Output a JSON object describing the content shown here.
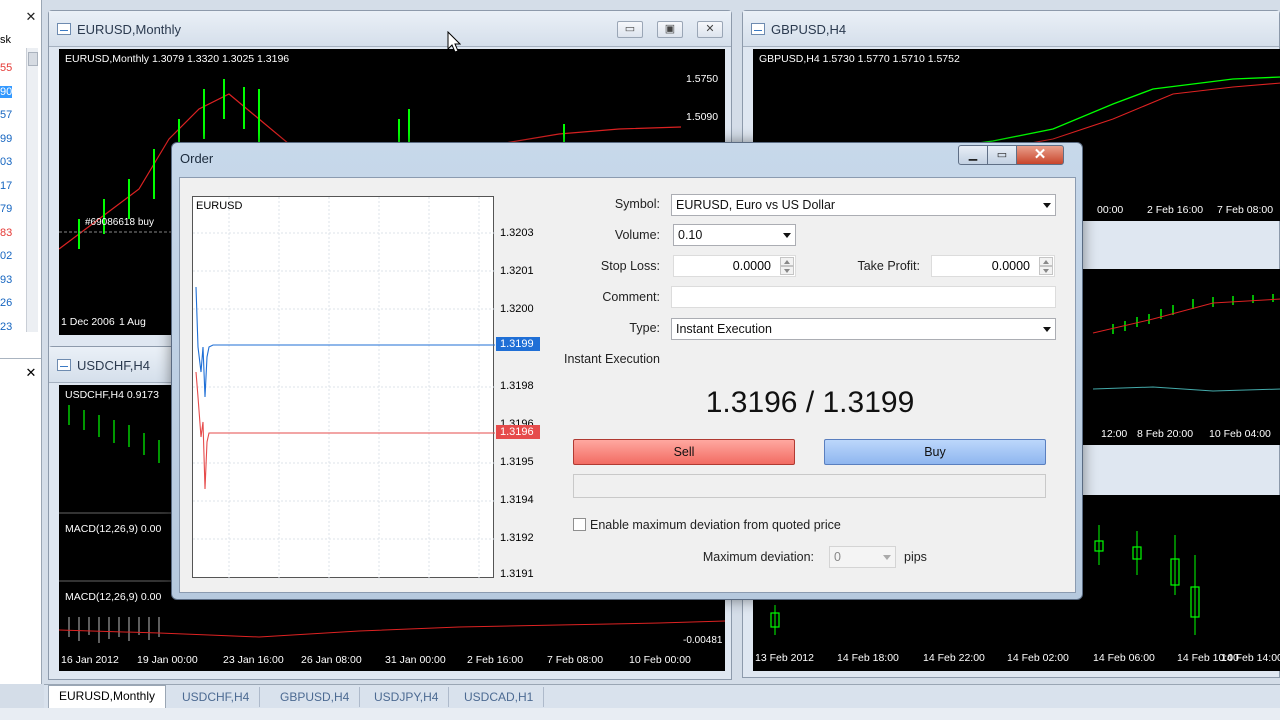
{
  "market_watch": {
    "header": "sk",
    "prices": [
      "55",
      "90",
      "57",
      "99",
      "03",
      "17",
      "79",
      "83",
      "02",
      "93",
      "26",
      "23"
    ],
    "selected_index": 1
  },
  "windows": {
    "eurusd": {
      "title": "EURUSD,Monthly",
      "chart_label": "EURUSD,Monthly  1.3079 1.3320 1.3025 1.3196",
      "order_tag": "#69086618 buy",
      "price_ticks": [
        "1.5750",
        "1.5090"
      ],
      "date_ticks": [
        "1 Dec 2006",
        "1 Aug"
      ]
    },
    "gbpusd": {
      "title": "GBPUSD,H4",
      "chart_label": "GBPUSD,H4  1.5730 1.5770 1.5710 1.5752",
      "date_ticks": [
        "00:00",
        "2 Feb 16:00",
        "7 Feb 08:00"
      ]
    },
    "usdchf": {
      "title": "USDCHF,H4",
      "chart_label": "USDCHF,H4  0.9173",
      "macd_label_1": "MACD(12,26,9) 0.00",
      "macd_label_2": "MACD(12,26,9) 0.00",
      "macd_tick": "-0.00481",
      "date_ticks": [
        "16 Jan 2012",
        "19 Jan 00:00",
        "23 Jan 16:00",
        "26 Jan 08:00",
        "31 Jan 00:00",
        "2 Feb 16:00",
        "7 Feb 08:00",
        "10 Feb 00:00"
      ]
    },
    "right_mid": {
      "date_ticks": [
        "12:00",
        "8 Feb 20:00",
        "10 Feb 04:00"
      ]
    },
    "right_bottom": {
      "date_ticks": [
        "13 Feb 2012",
        "14 Feb 18:00",
        "14 Feb 22:00",
        "14 Feb 02:00",
        "14 Feb 06:00",
        "14 Feb 10:00",
        "14 Feb 14:00"
      ]
    }
  },
  "tabs": [
    {
      "label": "EURUSD,Monthly",
      "active": true
    },
    {
      "label": "USDCHF,H4",
      "active": false
    },
    {
      "label": "GBPUSD,H4",
      "active": false
    },
    {
      "label": "USDJPY,H4",
      "active": false
    },
    {
      "label": "USDCAD,H1",
      "active": false
    }
  ],
  "order_dialog": {
    "title": "Order",
    "close_glyph": "✕",
    "mini_chart": {
      "symbol": "EURUSD",
      "ticks": [
        "1.3203",
        "1.3201",
        "1.3200",
        "1.3198",
        "1.3196",
        "1.3195",
        "1.3194",
        "1.3192",
        "1.3191"
      ],
      "ask": "1.3199",
      "bid": "1.3196"
    },
    "symbol_label": "Symbol:",
    "symbol_value": "EURUSD, Euro vs US Dollar",
    "volume_label": "Volume:",
    "volume_value": "0.10",
    "stop_loss_label": "Stop Loss:",
    "stop_loss_value": "0.0000",
    "take_profit_label": "Take Profit:",
    "take_profit_value": "0.0000",
    "comment_label": "Comment:",
    "comment_value": "",
    "type_label": "Type:",
    "type_value": "Instant Execution",
    "section_label": "Instant Execution",
    "quote": "1.3196 / 1.3199",
    "sell_label": "Sell",
    "buy_label": "Buy",
    "deviation_checkbox_label": "Enable maximum deviation from quoted price",
    "deviation_label": "Maximum deviation:",
    "deviation_value": "0",
    "deviation_unit": "pips"
  },
  "colors": {
    "sell": "#f26c63",
    "buy": "#8fb6ef",
    "ask_line": "#1f6fd6",
    "bid_line": "#e64b4b",
    "candle": "#00ff00"
  }
}
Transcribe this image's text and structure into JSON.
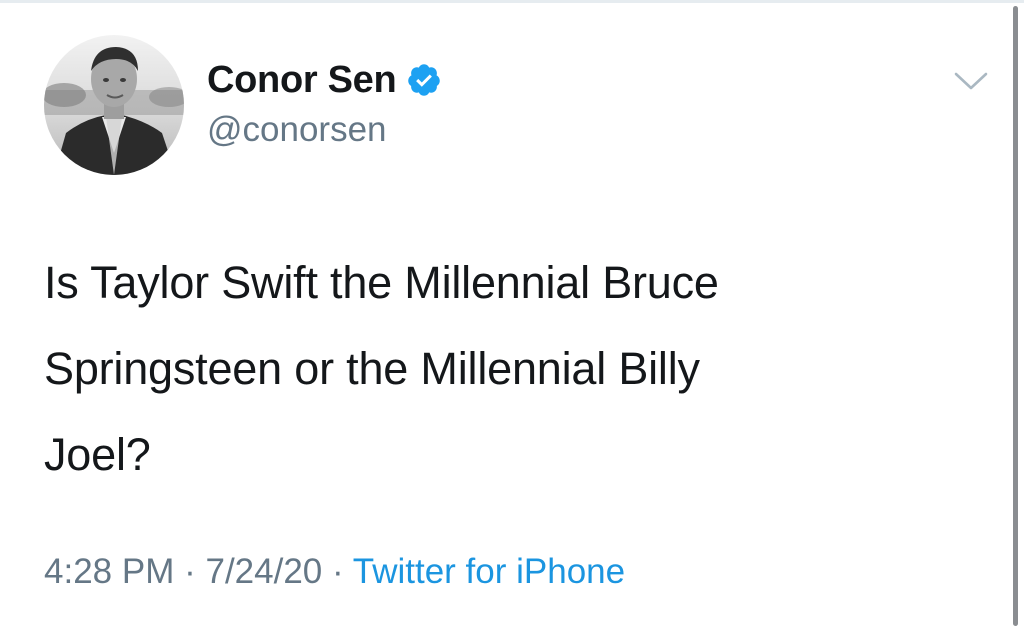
{
  "tweet": {
    "author": {
      "display_name": "Conor Sen",
      "handle": "@conorsen",
      "verified": true,
      "avatar": "profile-photo"
    },
    "text": "Is Taylor Swift the Millennial Bruce\nSpringsteen or the Millennial Billy\nJoel?",
    "time": "4:28 PM",
    "separator": "·",
    "date": "7/24/20",
    "source": "Twitter for iPhone",
    "menu_icon": "chevron-down-icon",
    "verified_icon": "verified-badge-icon"
  },
  "colors": {
    "text": "#14171a",
    "secondary": "#657786",
    "accent": "#1b95e0",
    "verified": "#1da1f2"
  }
}
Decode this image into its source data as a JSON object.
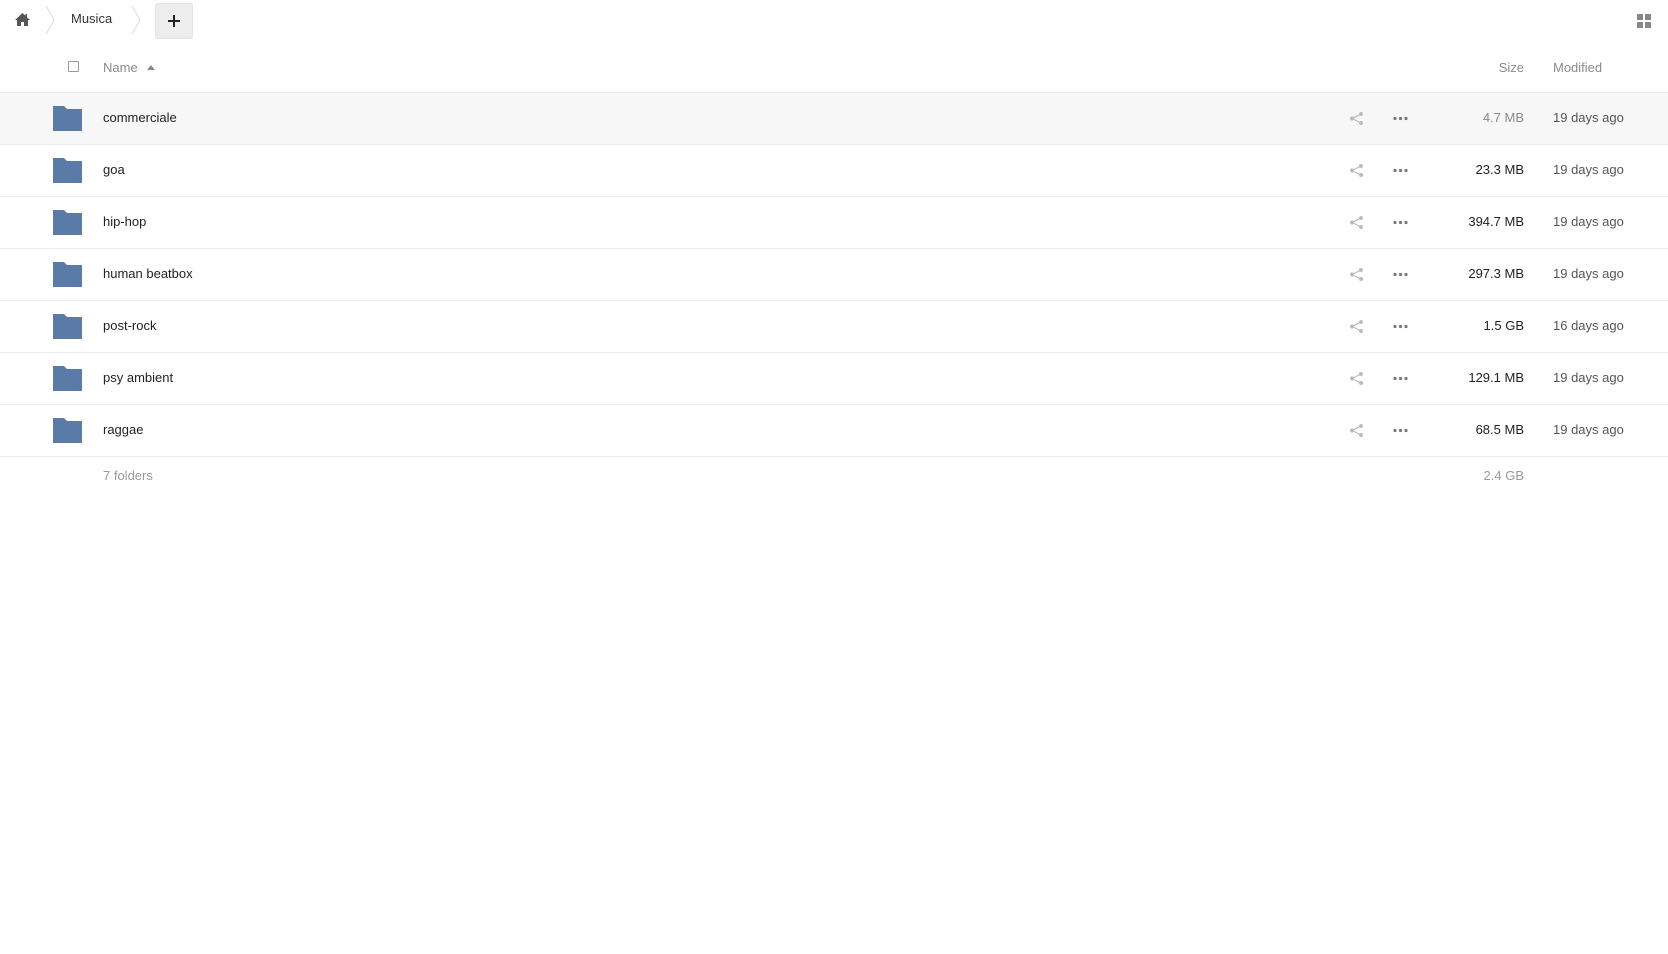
{
  "breadcrumb": {
    "home_icon": "home-icon",
    "current": "Musica"
  },
  "toolbar": {
    "new_label": "+",
    "view_icon": "grid-view-icon"
  },
  "table": {
    "columns": {
      "name": "Name",
      "size": "Size",
      "modified": "Modified"
    },
    "sort_icon": "sort-ascending-icon",
    "folder_color": "#5a7aa7",
    "rows": [
      {
        "name": "commerciale",
        "size": "4.7 MB",
        "modified": "19 days ago"
      },
      {
        "name": "goa",
        "size": "23.3 MB",
        "modified": "19 days ago"
      },
      {
        "name": "hip-hop",
        "size": "394.7 MB",
        "modified": "19 days ago"
      },
      {
        "name": "human beatbox",
        "size": "297.3 MB",
        "modified": "19 days ago"
      },
      {
        "name": "post-rock",
        "size": "1.5 GB",
        "modified": "16 days ago"
      },
      {
        "name": "psy ambient",
        "size": "129.1 MB",
        "modified": "19 days ago"
      },
      {
        "name": "raggae",
        "size": "68.5 MB",
        "modified": "19 days ago"
      }
    ]
  },
  "summary": {
    "count": "7 folders",
    "total_size": "2.4 GB"
  }
}
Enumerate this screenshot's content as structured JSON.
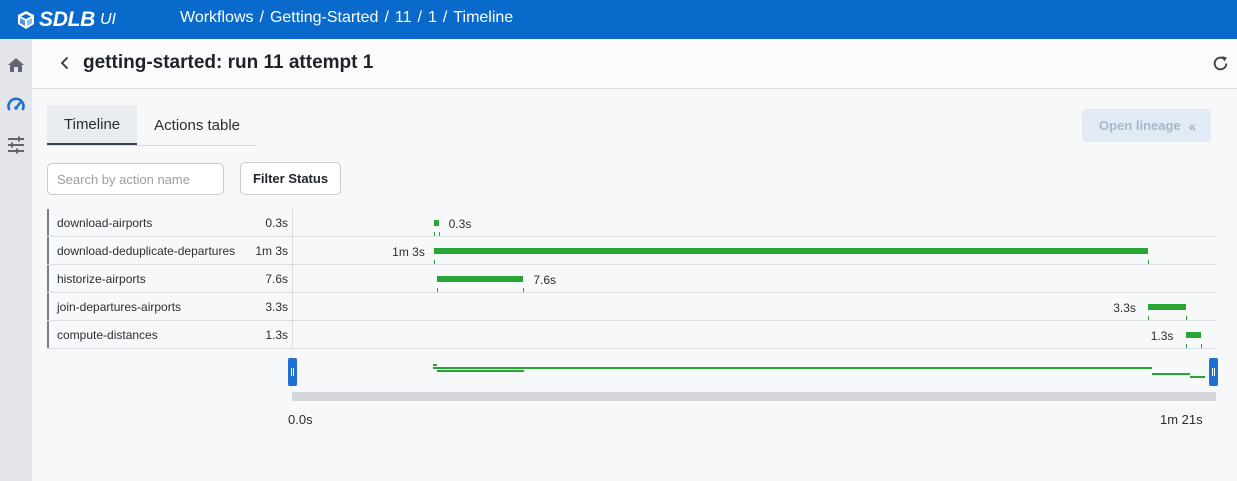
{
  "app": {
    "logo_text": "SDLB",
    "logo_sub": "UI"
  },
  "breadcrumb": [
    "Workflows",
    "Getting-Started",
    "11",
    "1",
    "Timeline"
  ],
  "header": {
    "title": "getting-started: run 11 attempt 1"
  },
  "tabs": [
    {
      "label": "Timeline",
      "active": true
    },
    {
      "label": "Actions table",
      "active": false
    }
  ],
  "toolbar": {
    "open_lineage_label": "Open lineage",
    "search_placeholder": "Search by action name",
    "filter_label": "Filter Status"
  },
  "timeline": {
    "rows": [
      {
        "name": "download-airports",
        "duration": "0.3s",
        "start_s": 0.0,
        "end_s": 0.3
      },
      {
        "name": "download-deduplicate-departures",
        "duration": "1m 3s",
        "start_s": 0.0,
        "end_s": 63.0
      },
      {
        "name": "historize-airports",
        "duration": "7.6s",
        "start_s": 0.3,
        "end_s": 7.9
      },
      {
        "name": "join-departures-airports",
        "duration": "3.3s",
        "start_s": 63.0,
        "end_s": 66.3
      },
      {
        "name": "compute-distances",
        "duration": "1.3s",
        "start_s": 66.3,
        "end_s": 67.6
      }
    ],
    "domain_s": [
      -12.4,
      68.6
    ],
    "axis_min_label": "0.0s",
    "axis_max_label": "1m 21s",
    "bar_color": "#27a636"
  },
  "colors": {
    "brand": "#0a6acb",
    "accent": "#1f6fd1"
  },
  "icons": {
    "home": "home-icon",
    "dashboard": "dashboard-icon",
    "settings": "sliders-icon",
    "back": "chevron-left-icon",
    "refresh": "refresh-icon"
  }
}
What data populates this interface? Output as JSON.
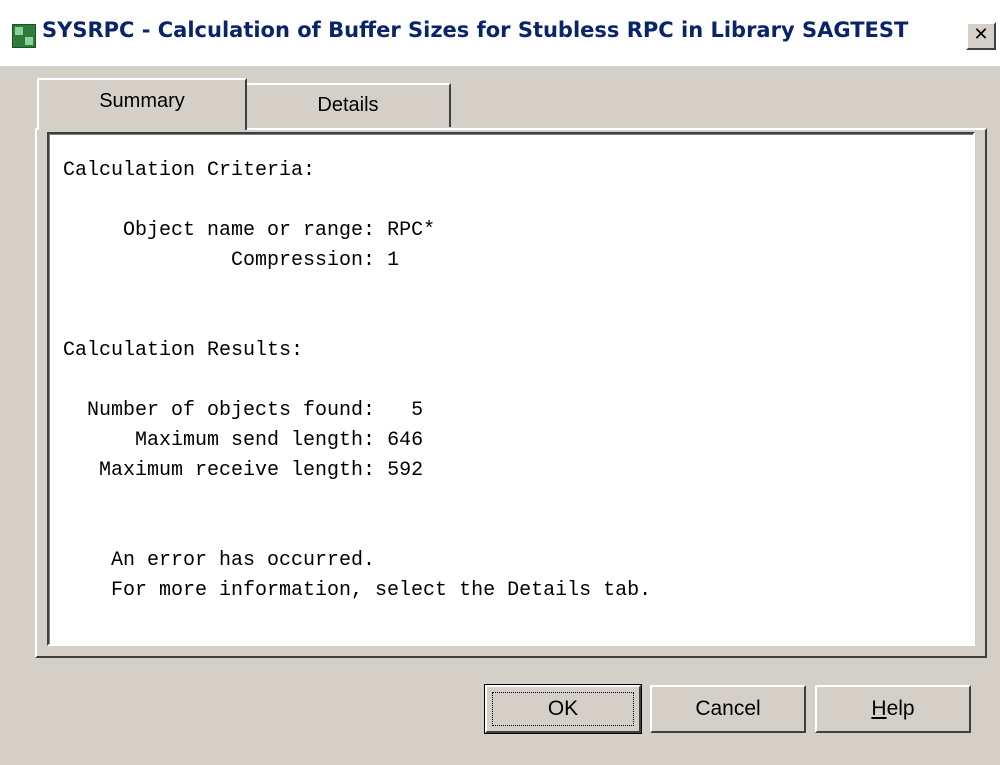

★ ★ ★ ★ ★ ★ ★

Goal of the exercise: Repeat the records in full, exactly as they appear, without the pictures.

Finished exercise:
Output a JSON object describing the content shown here.
{
  "market_watch": {
    "header": "sk",
    "prices": [
      "55",
      "90",
      "57",
      "99",
      "03",
      "17",
      "79",
      "83",
      "02",
      "93",
      "26",
      "23"
    ],
    "selected_index": 1
  },
  "windows": {
    "eurusd": {
      "title": "EURUSD,Monthly",
      "chart_label": "EURUSD,Monthly  1.3079 1.3320 1.3025 1.3196",
      "order_tag": "#69086618 buy",
      "price_ticks": [
        "1.5750",
        "1.5090"
      ],
      "date_ticks": [
        "1 Dec 2006",
        "1 Aug"
      ]
    },
    "gbpusd": {
      "title": "GBPUSD,H4",
      "chart_label": "GBPUSD,H4  1.5730 1.5770 1.5710 1.5752",
      "date_ticks": [
        "00:00",
        "2 Feb 16:00",
        "7 Feb 08:00"
      ]
    },
    "usdchf": {
      "title": "USDCHF,H4",
      "chart_label": "USDCHF,H4  0.9173",
      "macd_label_1": "MACD(12,26,9) 0.00",
      "macd_label_2": "MACD(12,26,9) 0.00",
      "macd_tick": "-0.00481",
      "date_ticks": [
        "16 Jan 2012",
        "19 Jan 00:00",
        "23 Jan 16:00",
        "26 Jan 08:00",
        "31 Jan 00:00",
        "2 Feb 16:00",
        "7 Feb 08:00",
        "10 Feb 00:00"
      ]
    },
    "right_mid": {
      "date_ticks": [
        "12:00",
        "8 Feb 20:00",
        "10 Feb 04:00"
      ]
    },
    "right_bottom": {
      "date_ticks": [
        "13 Feb 2012",
        "14 Feb 18:00",
        "14 Feb 22:00",
        "14 Feb 02:00",
        "14 Feb 06:00",
        "14 Feb 10:00",
        "14 Feb 14:00"
      ]
    }
  },
  "tabs": [
    {
      "label": "EURUSD,Monthly",
      "active": true
    },
    {
      "label": "USDCHF,H4",
      "active": false
    },
    {
      "label": "GBPUSD,H4",
      "active": false
    },
    {
      "label": "USDJPY,H4",
      "active": false
    },
    {
      "label": "USDCAD,H1",
      "active": false
    }
  ],
  "order_dialog": {
    "title": "Order",
    "close_glyph": "✕",
    "mini_chart": {
      "symbol": "EURUSD",
      "ticks": [
        "1.3203",
        "1.3201",
        "1.3200",
        "1.3198",
        "1.3196",
        "1.3195",
        "1.3194",
        "1.3192",
        "1.3191"
      ],
      "ask": "1.3199",
      "bid": "1.3196"
    },
    "symbol_label": "Symbol:",
    "symbol_value": "EURUSD, Euro vs US Dollar",
    "volume_label": "Volume:",
    "volume_value": "0.10",
    "stop_loss_label": "Stop Loss:",
    "stop_loss_value": "0.0000",
    "take_profit_label": "Take Profit:",
    "take_profit_value": "0.0000",
    "comment_label": "Comment:",
    "comment_value": "",
    "type_label": "Type:",
    "type_value": "Instant Execution",
    "section_label": "Instant Execution",
    "quote": "1.3196 / 1.3199",
    "sell_label": "Sell",
    "buy_label": "Buy",
    "deviation_checkbox_label": "Enable maximum deviation from quoted price",
    "deviation_label": "Maximum deviation:",
    "deviation_value": "0",
    "deviation_unit": "pips"
  },
  "colors": {
    "sell": "#f26c63",
    "buy": "#8fb6ef",
    "ask_line": "#1f6fd6",
    "bid_line": "#e64b4b",
    "candle": "#00ff00"
  }
}
Transcribe this image's text and structure into JSON.
{
  "tweet": {
    "author": {
      "display_name": "Conor Sen",
      "handle": "@conorsen",
      "verified": true,
      "avatar": "profile-photo"
    },
    "text": "Is Taylor Swift the Millennial Bruce\nSpringsteen or the Millennial Billy\nJoel?",
    "time": "4:28 PM",
    "separator": "·",
    "date": "7/24/20",
    "source": "Twitter for iPhone",
    "menu_icon": "chevron-down-icon",
    "verified_icon": "verified-badge-icon"
  },
  "colors": {
    "text": "#14171a",
    "secondary": "#657786",
    "accent": "#1b95e0",
    "verified": "#1da1f2"
  }
}
Decode this image into its source data as a JSON object.
{
  "breadcrumb": {
    "home_icon": "home-icon",
    "current": "Musica"
  },
  "toolbar": {
    "new_label": "+",
    "view_icon": "grid-view-icon"
  },
  "table": {
    "columns": {
      "name": "Name",
      "size": "Size",
      "modified": "Modified"
    },
    "sort_icon": "sort-ascending-icon",
    "folder_color": "#5a7aa7",
    "rows": [
      {
        "name": "commerciale",
        "size": "4.7 MB",
        "modified": "19 days ago"
      },
      {
        "name": "goa",
        "size": "23.3 MB",
        "modified": "19 days ago"
      },
      {
        "name": "hip-hop",
        "size": "394.7 MB",
        "modified": "19 days ago"
      },
      {
        "name": "human beatbox",
        "size": "297.3 MB",
        "modified": "19 days ago"
      },
      {
        "name": "post-rock",
        "size": "1.5 GB",
        "modified": "16 days ago"
      },
      {
        "name": "psy ambient",
        "size": "129.1 MB",
        "modified": "19 days ago"
      },
      {
        "name": "raggae",
        "size": "68.5 MB",
        "modified": "19 days ago"
      }
    ]
  },
  "summary": {
    "count": "7 folders",
    "total_size": "2.4 GB"
  }
}
Enumerate this screenshot's content as structured JSON.
{
  "app": {
    "logo_text": "SDLB",
    "logo_sub": "UI"
  },
  "breadcrumb": [
    "Workflows",
    "Getting-Started",
    "11",
    "1",
    "Timeline"
  ],
  "header": {
    "title": "getting-started: run 11 attempt 1"
  },
  "tabs": [
    {
      "label": "Timeline",
      "active": true
    },
    {
      "label": "Actions table",
      "active": false
    }
  ],
  "toolbar": {
    "open_lineage_label": "Open lineage",
    "search_placeholder": "Search by action name",
    "filter_label": "Filter Status"
  },
  "timeline": {
    "rows": [
      {
        "name": "download-airports",
        "duration": "0.3s",
        "start_s": 0.0,
        "end_s": 0.3
      },
      {
        "name": "download-deduplicate-departures",
        "duration": "1m 3s",
        "start_s": 0.0,
        "end_s": 63.0
      },
      {
        "name": "historize-airports",
        "duration": "7.6s",
        "start_s": 0.3,
        "end_s": 7.9
      },
      {
        "name": "join-departures-airports",
        "duration": "3.3s",
        "start_s": 63.0,
        "end_s": 66.3
      },
      {
        "name": "compute-distances",
        "duration": "1.3s",
        "start_s": 66.3,
        "end_s": 67.6
      }
    ],
    "domain_s": [
      -12.4,
      68.6
    ],
    "axis_min_label": "0.0s",
    "axis_max_label": "1m 21s",
    "bar_color": "#27a636"
  },
  "colors": {
    "brand": "#0a6acb",
    "accent": "#1f6fd1"
  },
  "icons": {
    "home": "home-icon",
    "dashboard": "dashboard-icon",
    "settings": "sliders-icon",
    "back": "chevron-left-icon",
    "refresh": "refresh-icon"
  }
}
What data populates this interface? Output as JSON.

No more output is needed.